[Entries]
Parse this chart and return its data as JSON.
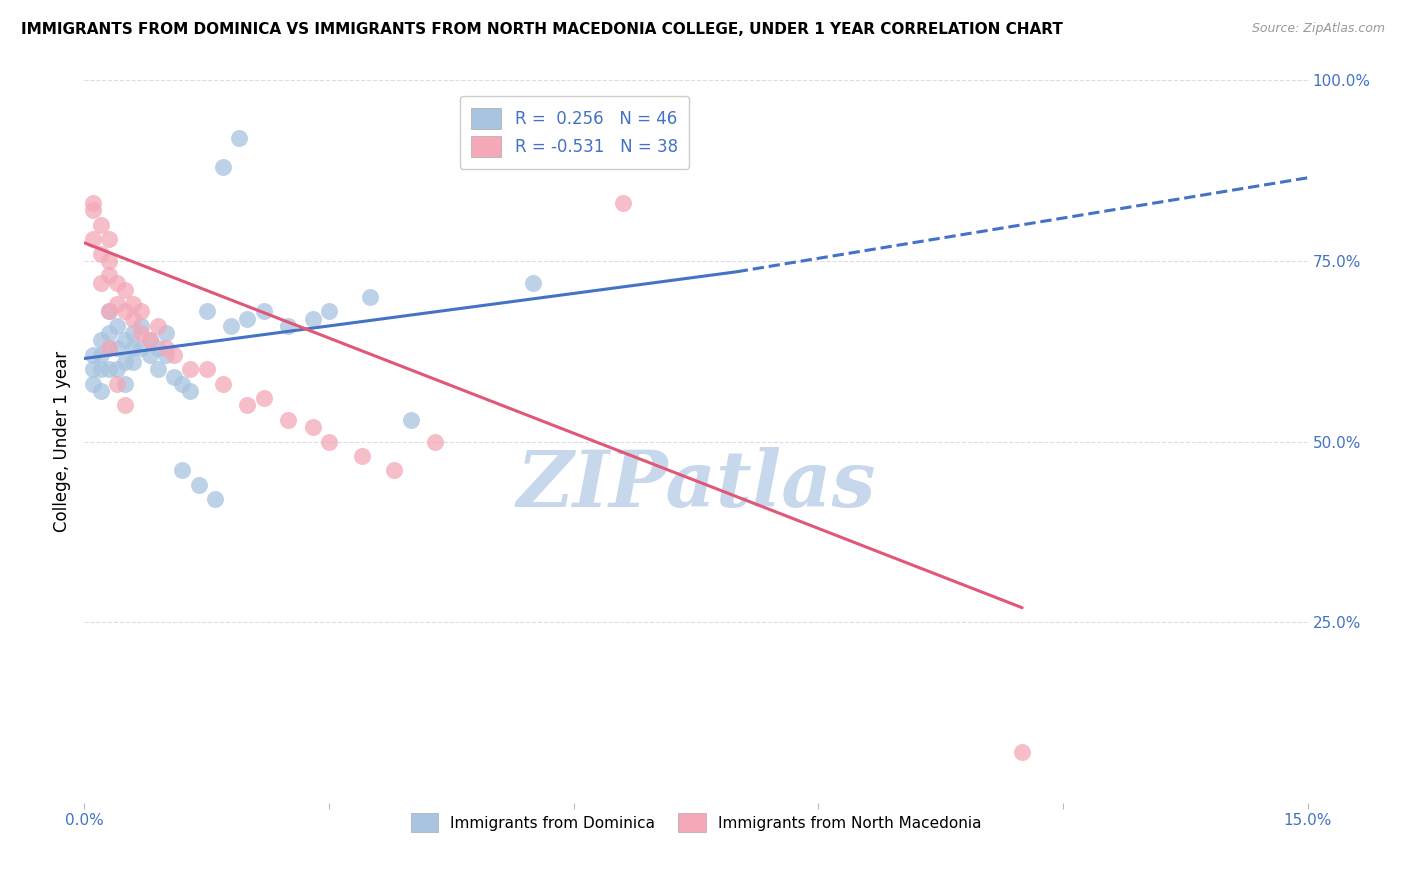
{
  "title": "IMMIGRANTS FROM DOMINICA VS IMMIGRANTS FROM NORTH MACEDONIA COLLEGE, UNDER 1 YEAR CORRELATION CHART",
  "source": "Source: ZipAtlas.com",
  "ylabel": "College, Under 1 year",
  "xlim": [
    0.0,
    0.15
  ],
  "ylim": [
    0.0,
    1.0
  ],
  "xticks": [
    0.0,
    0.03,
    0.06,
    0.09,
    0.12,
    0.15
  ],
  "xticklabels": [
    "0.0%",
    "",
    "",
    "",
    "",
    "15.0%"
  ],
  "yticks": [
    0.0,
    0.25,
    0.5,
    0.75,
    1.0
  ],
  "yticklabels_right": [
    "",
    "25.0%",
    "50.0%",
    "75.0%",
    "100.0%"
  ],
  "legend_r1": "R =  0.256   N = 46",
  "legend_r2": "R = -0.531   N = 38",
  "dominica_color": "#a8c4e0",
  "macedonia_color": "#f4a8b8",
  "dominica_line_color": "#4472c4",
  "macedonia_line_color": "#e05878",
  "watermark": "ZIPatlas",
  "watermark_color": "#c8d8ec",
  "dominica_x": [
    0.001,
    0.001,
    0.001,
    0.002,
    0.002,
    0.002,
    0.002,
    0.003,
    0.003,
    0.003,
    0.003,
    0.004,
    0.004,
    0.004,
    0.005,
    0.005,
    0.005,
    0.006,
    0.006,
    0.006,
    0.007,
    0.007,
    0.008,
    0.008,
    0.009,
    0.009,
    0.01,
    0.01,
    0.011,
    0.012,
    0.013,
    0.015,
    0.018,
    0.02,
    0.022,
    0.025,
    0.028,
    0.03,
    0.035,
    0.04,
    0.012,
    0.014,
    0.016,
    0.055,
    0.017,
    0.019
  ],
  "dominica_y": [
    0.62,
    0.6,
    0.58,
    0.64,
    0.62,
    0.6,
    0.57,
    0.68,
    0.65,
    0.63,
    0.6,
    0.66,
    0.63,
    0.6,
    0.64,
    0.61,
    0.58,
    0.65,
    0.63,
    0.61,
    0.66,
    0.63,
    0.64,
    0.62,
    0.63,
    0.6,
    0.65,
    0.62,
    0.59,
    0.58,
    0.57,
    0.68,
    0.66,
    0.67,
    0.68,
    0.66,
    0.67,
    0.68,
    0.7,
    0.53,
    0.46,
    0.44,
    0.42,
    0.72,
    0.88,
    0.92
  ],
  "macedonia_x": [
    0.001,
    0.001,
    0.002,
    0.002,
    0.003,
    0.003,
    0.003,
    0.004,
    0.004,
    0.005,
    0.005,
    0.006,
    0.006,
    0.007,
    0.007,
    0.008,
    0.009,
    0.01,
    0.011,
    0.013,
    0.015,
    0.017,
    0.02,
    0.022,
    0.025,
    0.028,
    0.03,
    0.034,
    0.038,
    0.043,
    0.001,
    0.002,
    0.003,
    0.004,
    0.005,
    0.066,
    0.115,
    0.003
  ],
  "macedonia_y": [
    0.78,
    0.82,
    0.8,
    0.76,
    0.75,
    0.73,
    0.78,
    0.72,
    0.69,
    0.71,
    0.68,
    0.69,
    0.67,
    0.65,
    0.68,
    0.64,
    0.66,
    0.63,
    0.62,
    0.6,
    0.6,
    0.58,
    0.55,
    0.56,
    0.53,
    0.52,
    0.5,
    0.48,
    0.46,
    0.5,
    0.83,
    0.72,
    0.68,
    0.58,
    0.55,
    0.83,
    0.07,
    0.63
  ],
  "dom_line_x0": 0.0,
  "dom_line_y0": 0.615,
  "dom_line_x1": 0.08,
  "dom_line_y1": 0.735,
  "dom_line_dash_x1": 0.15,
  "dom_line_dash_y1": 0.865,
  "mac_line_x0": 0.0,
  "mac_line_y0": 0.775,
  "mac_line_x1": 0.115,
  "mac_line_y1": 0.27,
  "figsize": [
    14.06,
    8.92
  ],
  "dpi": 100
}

---

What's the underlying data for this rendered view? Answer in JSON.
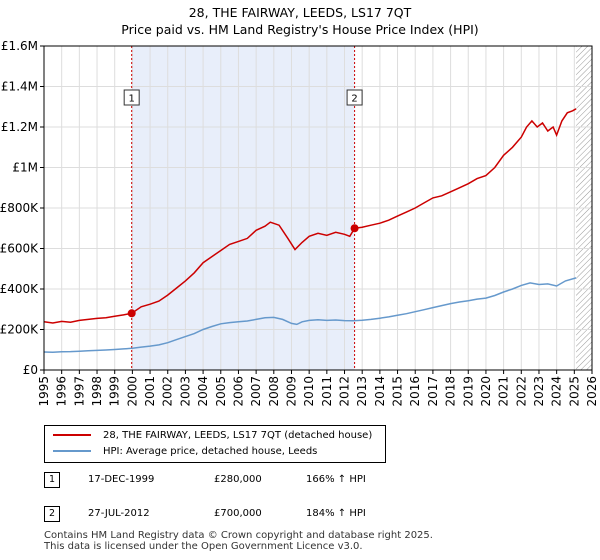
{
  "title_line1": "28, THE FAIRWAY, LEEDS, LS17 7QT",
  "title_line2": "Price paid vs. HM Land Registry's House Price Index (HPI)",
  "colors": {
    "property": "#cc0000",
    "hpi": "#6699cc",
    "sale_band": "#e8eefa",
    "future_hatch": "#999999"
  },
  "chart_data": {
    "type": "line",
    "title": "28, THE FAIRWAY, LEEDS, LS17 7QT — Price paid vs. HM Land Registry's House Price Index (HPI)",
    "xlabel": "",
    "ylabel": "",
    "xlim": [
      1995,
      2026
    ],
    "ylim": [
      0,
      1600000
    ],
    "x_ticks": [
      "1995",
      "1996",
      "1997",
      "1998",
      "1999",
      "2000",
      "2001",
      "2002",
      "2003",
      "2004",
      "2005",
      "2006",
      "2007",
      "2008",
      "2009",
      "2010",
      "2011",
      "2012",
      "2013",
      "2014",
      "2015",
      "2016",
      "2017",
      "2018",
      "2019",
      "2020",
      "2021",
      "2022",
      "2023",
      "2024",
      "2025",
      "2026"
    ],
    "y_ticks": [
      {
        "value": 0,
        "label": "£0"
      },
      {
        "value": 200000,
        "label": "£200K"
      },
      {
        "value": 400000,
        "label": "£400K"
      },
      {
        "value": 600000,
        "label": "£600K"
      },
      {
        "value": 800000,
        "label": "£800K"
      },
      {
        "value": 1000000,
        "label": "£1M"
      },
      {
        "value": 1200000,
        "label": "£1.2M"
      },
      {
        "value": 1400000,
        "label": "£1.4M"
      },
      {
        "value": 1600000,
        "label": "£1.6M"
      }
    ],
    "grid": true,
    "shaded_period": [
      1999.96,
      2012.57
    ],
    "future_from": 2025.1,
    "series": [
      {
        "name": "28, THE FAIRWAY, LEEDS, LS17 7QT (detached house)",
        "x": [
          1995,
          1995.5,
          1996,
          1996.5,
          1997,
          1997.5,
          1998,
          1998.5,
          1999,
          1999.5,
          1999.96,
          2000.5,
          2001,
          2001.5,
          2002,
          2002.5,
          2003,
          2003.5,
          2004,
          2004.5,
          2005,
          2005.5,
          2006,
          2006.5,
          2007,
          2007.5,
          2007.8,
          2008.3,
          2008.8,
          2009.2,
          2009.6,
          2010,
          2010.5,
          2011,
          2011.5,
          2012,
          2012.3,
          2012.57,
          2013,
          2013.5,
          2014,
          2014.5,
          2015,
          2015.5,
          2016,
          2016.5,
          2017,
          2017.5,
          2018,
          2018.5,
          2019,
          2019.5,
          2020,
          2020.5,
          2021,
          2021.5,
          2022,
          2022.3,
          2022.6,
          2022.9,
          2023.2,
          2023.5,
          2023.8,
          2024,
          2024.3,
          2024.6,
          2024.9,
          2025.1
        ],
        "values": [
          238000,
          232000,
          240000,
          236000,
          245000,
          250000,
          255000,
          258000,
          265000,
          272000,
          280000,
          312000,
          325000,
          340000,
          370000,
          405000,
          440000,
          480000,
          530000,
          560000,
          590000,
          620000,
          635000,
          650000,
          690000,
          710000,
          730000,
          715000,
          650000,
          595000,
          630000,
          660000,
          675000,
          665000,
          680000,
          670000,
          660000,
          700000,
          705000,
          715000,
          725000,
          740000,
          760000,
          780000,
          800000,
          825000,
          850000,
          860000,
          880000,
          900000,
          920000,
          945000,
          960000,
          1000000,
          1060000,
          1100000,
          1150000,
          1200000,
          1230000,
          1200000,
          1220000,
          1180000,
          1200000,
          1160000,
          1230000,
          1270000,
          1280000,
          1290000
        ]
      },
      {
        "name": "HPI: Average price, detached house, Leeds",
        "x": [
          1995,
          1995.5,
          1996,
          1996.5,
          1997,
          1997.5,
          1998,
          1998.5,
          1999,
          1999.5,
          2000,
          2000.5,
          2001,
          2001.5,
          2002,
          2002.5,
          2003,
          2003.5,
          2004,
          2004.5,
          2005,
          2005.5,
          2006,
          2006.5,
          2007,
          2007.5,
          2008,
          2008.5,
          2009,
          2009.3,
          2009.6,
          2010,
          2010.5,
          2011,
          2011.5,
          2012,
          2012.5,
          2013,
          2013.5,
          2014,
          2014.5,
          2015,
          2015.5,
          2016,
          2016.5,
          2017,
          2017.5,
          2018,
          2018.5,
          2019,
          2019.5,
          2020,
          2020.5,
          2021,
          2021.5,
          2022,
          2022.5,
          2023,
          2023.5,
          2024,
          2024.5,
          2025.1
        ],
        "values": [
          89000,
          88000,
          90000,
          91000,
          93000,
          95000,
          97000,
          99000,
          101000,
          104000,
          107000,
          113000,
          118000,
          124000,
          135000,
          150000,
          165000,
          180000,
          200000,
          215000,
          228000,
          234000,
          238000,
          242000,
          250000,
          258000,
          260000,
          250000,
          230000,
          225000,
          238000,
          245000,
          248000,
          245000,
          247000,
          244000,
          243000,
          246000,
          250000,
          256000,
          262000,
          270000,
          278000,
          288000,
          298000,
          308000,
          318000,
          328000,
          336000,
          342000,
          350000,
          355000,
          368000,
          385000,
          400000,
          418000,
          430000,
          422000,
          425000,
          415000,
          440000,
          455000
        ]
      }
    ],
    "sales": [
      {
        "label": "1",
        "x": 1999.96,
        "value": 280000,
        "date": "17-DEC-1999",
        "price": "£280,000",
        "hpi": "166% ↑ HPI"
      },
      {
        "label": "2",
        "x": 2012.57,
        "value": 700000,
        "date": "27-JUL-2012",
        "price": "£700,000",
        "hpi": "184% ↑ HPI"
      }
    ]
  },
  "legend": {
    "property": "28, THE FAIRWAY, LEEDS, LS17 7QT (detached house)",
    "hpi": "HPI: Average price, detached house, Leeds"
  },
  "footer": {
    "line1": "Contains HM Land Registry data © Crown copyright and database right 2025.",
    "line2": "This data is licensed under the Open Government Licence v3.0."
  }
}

[Goal] Filter the entries down to the lines containing "Average". Copy each of those lines.

[Answer in full]
        "name": "HPI: Average price, detached house, Leeds",
    "hpi": "HPI: Average price, detached house, Leeds"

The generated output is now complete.